___ PROVIDED RECORDS ___

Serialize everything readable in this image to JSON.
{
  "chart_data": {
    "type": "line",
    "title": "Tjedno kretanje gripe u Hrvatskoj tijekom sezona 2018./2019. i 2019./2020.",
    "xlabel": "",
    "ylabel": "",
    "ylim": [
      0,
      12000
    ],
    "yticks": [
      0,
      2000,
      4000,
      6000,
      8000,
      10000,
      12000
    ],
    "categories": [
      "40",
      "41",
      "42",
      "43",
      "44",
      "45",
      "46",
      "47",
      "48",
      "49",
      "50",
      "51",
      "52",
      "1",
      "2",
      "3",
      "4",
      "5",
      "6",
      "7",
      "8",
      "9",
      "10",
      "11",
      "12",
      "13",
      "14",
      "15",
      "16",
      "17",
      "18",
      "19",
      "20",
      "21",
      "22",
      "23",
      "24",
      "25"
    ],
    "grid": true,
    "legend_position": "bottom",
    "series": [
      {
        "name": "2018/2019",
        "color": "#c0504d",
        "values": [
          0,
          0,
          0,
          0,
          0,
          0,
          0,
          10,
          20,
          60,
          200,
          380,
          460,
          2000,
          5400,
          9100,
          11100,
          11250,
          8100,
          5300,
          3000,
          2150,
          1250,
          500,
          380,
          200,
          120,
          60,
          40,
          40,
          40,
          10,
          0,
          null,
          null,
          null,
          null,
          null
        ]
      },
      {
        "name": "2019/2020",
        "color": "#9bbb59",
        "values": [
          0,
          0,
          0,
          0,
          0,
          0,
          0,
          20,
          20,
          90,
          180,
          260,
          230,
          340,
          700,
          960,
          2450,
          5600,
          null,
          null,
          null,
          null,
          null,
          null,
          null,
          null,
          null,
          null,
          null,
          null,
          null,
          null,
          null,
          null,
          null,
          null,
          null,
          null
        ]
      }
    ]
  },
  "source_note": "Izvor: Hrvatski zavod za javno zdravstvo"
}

___

### SHORT EXERCISE
Set down the listing in full, keeping every word exactly as it is.

### ANSWER FOR THE TASK
Serialize everything readable in this image to JSON.
{
  "chart_data": {
    "type": "line",
    "title": "Tjedno kretanje gripe u Hrvatskoj tijekom sezona 2018./2019. i 2019./2020.",
    "xlabel": "",
    "ylabel": "",
    "ylim": [
      0,
      12000
    ],
    "yticks": [
      0,
      2000,
      4000,
      6000,
      8000,
      10000,
      12000
    ],
    "categories": [
      "40",
      "41",
      "42",
      "43",
      "44",
      "45",
      "46",
      "47",
      "48",
      "49",
      "50",
      "51",
      "52",
      "1",
      "2",
      "3",
      "4",
      "5",
      "6",
      "7",
      "8",
      "9",
      "10",
      "11",
      "12",
      "13",
      "14",
      "15",
      "16",
      "17",
      "18",
      "19",
      "20",
      "21",
      "22",
      "23",
      "24",
      "25"
    ],
    "grid": true,
    "legend_position": "bottom",
    "series": [
      {
        "name": "2018/2019",
        "color": "#c0504d",
        "values": [
          0,
          0,
          0,
          0,
          0,
          0,
          0,
          10,
          20,
          60,
          200,
          380,
          460,
          2000,
          5400,
          9100,
          11100,
          11250,
          8100,
          5300,
          3000,
          2150,
          1250,
          500,
          380,
          200,
          120,
          60,
          40,
          40,
          40,
          10,
          0,
          null,
          null,
          null,
          null,
          null
        ]
      },
      {
        "name": "2019/2020",
        "color": "#9bbb59",
        "values": [
          0,
          0,
          0,
          0,
          0,
          0,
          0,
          20,
          20,
          90,
          180,
          260,
          230,
          340,
          700,
          960,
          2450,
          5600,
          null,
          null,
          null,
          null,
          null,
          null,
          null,
          null,
          null,
          null,
          null,
          null,
          null,
          null,
          null,
          null,
          null,
          null,
          null,
          null
        ]
      }
    ]
  },
  "source_note": "Izvor: Hrvatski zavod za javno zdravstvo"
}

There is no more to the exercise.